● **Do this**
Will you set out the material as a numbered list, beginning with its very first line and continuing through the line containing "org-name: Ocean Mapping", with blank lines omitted?

● **Dataset entries**
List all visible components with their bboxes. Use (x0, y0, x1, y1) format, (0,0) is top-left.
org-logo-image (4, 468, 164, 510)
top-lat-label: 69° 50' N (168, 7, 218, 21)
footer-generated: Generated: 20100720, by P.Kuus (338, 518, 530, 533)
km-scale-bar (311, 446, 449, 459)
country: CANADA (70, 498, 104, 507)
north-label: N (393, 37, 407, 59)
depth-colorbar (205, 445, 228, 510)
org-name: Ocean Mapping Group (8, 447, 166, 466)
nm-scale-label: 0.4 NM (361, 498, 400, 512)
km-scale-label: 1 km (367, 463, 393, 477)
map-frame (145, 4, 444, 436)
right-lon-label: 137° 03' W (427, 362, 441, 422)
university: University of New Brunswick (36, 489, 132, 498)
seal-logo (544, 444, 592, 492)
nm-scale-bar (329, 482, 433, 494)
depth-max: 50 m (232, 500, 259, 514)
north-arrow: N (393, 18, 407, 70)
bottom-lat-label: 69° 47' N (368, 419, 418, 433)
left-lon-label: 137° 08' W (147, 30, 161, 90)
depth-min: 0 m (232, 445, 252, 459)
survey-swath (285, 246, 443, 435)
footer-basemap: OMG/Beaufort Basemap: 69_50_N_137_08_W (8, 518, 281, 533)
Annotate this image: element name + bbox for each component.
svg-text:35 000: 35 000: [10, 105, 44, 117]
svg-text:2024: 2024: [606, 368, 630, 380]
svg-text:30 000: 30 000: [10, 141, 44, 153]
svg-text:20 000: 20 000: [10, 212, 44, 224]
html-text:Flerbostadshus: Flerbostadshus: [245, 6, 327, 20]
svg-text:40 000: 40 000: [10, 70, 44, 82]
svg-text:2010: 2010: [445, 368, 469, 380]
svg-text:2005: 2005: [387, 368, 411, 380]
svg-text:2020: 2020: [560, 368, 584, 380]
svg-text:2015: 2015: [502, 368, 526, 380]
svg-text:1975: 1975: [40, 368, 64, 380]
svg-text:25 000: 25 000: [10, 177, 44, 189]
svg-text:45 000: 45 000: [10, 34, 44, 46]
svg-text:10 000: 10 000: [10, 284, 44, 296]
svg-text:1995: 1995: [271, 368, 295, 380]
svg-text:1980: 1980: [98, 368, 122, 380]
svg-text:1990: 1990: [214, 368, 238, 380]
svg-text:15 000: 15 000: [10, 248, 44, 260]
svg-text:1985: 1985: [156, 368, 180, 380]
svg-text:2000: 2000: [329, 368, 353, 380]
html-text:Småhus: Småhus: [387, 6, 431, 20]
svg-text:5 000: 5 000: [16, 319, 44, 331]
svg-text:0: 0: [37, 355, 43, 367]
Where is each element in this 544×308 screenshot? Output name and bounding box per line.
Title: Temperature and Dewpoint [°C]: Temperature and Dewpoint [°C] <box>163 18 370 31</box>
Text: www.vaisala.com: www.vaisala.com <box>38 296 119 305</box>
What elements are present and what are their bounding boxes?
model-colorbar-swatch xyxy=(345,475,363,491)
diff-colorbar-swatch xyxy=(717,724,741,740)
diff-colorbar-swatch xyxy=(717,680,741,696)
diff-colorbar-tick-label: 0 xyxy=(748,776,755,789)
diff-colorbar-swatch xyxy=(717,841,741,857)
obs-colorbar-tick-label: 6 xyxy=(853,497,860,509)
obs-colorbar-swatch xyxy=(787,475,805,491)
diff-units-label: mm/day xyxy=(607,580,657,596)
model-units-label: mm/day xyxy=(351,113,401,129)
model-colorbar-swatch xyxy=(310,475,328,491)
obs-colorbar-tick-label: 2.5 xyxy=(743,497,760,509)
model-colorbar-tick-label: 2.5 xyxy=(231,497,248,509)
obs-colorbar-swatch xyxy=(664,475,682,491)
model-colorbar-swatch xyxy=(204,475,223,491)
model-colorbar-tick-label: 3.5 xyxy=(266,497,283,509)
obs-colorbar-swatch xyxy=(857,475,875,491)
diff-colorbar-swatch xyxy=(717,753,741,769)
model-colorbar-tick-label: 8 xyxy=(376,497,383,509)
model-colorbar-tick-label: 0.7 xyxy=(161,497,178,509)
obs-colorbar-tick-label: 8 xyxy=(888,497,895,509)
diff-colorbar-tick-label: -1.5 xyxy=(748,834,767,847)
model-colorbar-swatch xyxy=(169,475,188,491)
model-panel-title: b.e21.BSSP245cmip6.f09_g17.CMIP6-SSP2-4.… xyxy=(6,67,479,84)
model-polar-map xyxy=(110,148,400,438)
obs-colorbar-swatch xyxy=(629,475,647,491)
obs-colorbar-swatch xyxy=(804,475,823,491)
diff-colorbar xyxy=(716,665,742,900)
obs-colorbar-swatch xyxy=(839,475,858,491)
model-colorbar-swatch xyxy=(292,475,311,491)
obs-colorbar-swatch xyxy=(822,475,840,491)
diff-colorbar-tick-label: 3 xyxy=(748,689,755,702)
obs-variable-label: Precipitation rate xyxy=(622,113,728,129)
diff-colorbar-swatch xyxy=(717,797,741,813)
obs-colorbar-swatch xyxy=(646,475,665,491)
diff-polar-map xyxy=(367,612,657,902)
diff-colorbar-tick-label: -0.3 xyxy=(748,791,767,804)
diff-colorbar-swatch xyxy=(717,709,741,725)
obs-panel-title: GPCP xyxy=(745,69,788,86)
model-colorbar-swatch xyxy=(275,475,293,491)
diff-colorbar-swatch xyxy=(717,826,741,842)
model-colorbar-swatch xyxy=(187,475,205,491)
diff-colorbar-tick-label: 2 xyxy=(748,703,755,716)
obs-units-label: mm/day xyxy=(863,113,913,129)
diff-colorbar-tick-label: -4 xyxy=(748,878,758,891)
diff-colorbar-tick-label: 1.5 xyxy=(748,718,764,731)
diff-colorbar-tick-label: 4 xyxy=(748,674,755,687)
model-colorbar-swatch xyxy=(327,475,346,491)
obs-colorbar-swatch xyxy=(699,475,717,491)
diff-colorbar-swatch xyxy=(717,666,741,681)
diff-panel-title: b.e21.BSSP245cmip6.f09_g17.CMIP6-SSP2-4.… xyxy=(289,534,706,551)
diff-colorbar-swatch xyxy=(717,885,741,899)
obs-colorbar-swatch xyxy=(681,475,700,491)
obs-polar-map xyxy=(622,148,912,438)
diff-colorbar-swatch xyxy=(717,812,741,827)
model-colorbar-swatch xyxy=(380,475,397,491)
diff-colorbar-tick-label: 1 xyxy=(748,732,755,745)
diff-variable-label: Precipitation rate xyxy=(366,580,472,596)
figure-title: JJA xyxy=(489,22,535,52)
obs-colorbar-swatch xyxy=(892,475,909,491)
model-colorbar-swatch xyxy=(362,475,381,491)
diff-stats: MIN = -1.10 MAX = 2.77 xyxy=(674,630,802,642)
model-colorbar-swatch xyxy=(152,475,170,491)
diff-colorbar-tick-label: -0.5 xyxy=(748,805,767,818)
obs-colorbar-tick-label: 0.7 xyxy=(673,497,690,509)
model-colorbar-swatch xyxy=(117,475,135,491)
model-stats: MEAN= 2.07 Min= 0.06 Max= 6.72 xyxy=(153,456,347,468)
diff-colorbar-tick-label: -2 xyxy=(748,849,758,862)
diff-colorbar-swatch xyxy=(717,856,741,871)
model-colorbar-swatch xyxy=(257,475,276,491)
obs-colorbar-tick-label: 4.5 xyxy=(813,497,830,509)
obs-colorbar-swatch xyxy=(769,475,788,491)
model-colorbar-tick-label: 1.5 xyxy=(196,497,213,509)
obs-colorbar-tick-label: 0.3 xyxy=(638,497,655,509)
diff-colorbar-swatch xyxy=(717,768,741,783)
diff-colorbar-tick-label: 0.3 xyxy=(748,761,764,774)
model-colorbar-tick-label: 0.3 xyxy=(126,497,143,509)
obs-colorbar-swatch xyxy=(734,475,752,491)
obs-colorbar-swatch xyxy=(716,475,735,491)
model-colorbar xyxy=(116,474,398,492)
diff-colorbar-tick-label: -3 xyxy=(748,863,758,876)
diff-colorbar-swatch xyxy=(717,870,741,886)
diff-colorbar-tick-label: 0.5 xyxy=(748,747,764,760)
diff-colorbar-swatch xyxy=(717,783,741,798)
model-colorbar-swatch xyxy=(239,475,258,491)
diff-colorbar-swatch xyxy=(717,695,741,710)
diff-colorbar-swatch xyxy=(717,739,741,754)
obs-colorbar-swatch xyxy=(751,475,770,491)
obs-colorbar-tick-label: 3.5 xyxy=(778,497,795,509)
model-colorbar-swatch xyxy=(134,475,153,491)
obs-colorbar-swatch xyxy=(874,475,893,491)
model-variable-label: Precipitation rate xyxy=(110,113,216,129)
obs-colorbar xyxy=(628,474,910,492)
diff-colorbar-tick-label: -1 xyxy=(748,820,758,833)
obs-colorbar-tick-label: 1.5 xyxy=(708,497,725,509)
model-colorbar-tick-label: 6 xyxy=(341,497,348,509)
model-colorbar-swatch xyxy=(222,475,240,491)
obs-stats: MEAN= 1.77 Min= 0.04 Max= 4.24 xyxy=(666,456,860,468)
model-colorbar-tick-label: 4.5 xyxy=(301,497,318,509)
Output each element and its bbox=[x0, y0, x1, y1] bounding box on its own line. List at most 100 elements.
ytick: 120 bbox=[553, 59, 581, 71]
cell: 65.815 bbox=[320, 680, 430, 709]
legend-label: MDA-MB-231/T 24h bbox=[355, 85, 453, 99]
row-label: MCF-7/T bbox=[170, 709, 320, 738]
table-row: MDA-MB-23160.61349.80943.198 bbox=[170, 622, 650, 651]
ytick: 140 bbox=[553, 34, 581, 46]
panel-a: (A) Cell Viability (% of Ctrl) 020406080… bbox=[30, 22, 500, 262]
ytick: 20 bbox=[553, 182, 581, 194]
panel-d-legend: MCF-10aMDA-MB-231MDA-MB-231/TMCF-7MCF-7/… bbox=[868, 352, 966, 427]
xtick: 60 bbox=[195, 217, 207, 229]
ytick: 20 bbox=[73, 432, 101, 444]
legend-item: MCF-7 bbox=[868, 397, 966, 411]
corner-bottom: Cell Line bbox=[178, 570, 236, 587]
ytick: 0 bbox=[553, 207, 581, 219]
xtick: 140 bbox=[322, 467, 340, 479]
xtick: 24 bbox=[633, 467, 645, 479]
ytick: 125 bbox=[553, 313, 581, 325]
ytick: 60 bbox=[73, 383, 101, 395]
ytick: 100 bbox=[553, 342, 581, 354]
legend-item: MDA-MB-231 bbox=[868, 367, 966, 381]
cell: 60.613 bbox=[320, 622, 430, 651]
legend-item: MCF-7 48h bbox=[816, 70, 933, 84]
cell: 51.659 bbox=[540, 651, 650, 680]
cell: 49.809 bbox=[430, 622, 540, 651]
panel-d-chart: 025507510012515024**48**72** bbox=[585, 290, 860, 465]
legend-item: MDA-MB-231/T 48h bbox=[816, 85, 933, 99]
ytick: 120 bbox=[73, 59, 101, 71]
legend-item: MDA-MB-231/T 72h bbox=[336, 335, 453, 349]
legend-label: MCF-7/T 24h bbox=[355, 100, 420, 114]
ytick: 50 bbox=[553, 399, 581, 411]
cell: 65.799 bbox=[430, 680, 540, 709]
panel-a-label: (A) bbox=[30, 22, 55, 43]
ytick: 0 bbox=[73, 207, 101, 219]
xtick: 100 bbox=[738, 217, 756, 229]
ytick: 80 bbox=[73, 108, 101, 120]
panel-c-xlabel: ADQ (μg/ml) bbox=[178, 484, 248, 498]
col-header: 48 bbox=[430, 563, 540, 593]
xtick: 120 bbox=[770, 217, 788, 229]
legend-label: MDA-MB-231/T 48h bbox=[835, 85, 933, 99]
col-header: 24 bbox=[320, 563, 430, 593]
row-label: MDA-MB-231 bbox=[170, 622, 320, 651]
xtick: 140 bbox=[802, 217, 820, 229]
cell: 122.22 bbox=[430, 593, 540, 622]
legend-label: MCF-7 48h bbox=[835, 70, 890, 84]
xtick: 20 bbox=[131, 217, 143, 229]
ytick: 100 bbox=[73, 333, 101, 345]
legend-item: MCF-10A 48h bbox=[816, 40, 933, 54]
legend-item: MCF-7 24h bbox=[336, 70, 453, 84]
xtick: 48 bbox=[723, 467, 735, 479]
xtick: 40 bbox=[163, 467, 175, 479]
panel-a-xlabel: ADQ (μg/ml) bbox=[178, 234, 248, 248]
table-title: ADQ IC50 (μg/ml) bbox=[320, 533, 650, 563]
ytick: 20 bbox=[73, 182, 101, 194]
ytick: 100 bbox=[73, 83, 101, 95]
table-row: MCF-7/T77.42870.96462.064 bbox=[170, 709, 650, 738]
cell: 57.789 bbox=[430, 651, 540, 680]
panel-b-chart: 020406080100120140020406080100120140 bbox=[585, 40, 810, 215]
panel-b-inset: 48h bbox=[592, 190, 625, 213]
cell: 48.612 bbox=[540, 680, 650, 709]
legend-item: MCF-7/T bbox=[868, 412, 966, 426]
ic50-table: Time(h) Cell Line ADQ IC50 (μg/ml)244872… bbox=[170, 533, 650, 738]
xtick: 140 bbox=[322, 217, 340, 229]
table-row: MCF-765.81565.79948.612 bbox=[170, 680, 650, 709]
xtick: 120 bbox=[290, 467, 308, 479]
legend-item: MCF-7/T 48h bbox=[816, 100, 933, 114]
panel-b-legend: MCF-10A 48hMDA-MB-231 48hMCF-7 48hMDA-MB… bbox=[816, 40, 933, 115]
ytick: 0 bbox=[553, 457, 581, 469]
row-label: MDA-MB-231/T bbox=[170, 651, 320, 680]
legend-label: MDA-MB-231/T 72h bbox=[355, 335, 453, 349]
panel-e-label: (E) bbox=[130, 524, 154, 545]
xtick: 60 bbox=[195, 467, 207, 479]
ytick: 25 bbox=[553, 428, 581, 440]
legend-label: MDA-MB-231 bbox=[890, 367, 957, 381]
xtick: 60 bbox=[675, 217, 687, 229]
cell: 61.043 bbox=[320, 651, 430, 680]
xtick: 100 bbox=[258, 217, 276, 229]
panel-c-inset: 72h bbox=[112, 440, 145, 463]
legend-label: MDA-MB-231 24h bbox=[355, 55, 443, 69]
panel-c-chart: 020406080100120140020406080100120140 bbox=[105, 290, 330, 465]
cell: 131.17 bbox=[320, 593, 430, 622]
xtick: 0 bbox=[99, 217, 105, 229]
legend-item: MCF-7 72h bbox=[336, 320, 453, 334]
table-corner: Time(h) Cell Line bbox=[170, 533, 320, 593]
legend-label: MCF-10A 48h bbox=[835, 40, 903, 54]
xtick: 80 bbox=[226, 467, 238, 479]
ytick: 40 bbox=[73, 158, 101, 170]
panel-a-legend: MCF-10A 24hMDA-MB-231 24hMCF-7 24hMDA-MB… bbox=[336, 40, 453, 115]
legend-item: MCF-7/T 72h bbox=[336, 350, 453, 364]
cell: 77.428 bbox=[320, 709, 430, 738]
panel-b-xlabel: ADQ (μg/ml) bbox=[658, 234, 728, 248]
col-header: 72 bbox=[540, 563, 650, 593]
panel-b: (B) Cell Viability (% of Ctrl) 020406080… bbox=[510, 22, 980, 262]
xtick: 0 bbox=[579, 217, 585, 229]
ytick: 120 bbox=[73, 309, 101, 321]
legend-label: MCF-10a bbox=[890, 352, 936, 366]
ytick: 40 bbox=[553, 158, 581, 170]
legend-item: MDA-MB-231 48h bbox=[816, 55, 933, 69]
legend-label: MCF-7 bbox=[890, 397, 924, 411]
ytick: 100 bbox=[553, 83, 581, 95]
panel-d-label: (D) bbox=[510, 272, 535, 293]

● **Answer to the problem**
1. List all visible components with their bboxes. Use (x0, y0, x1, y1) format, (0,0) is top-left.
2. org-logo-image (4, 468, 164, 510)
3. top-lat-label: 69° 50' N (168, 7, 218, 21)
4. footer-generated: Generated: 20100720, by P.Kuus (338, 518, 530, 533)
5. km-scale-bar (311, 446, 449, 459)
6. country: CANADA (70, 498, 104, 507)
7. north-label: N (393, 37, 407, 59)
8. depth-colorbar (205, 445, 228, 510)
9. org-name: Ocean Mapping Group (8, 447, 166, 466)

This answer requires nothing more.